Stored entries

-----

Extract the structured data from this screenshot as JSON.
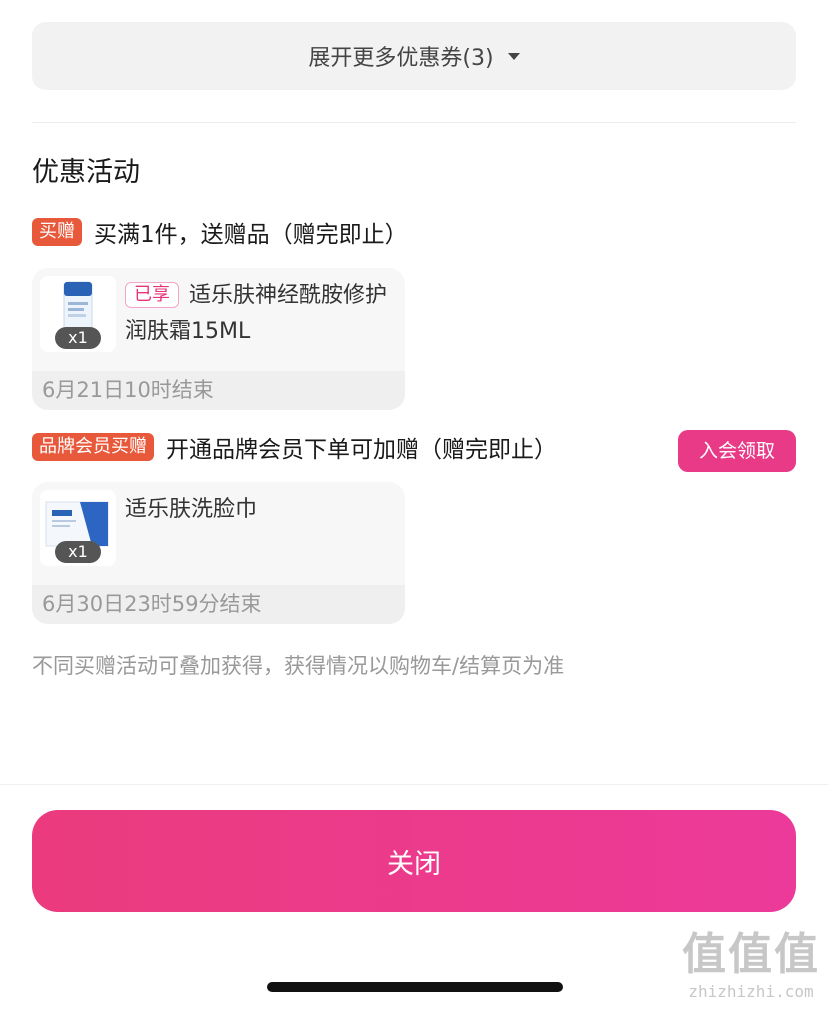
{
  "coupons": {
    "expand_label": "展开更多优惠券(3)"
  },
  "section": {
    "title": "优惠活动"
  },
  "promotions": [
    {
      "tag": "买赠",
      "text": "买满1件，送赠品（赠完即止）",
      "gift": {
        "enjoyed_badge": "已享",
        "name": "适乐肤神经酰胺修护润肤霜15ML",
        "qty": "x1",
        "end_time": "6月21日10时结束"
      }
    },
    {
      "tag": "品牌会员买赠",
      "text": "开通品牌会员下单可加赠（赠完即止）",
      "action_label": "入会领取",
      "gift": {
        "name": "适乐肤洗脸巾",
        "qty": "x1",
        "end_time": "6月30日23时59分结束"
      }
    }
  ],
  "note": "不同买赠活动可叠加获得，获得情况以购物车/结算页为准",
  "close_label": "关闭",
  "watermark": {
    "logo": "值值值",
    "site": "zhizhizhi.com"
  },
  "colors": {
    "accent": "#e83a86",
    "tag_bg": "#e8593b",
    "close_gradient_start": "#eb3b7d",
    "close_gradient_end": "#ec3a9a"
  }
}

-----

Do this —
State the number of lines in this listing that contain the string "name", and add nothing else.

Written response —
2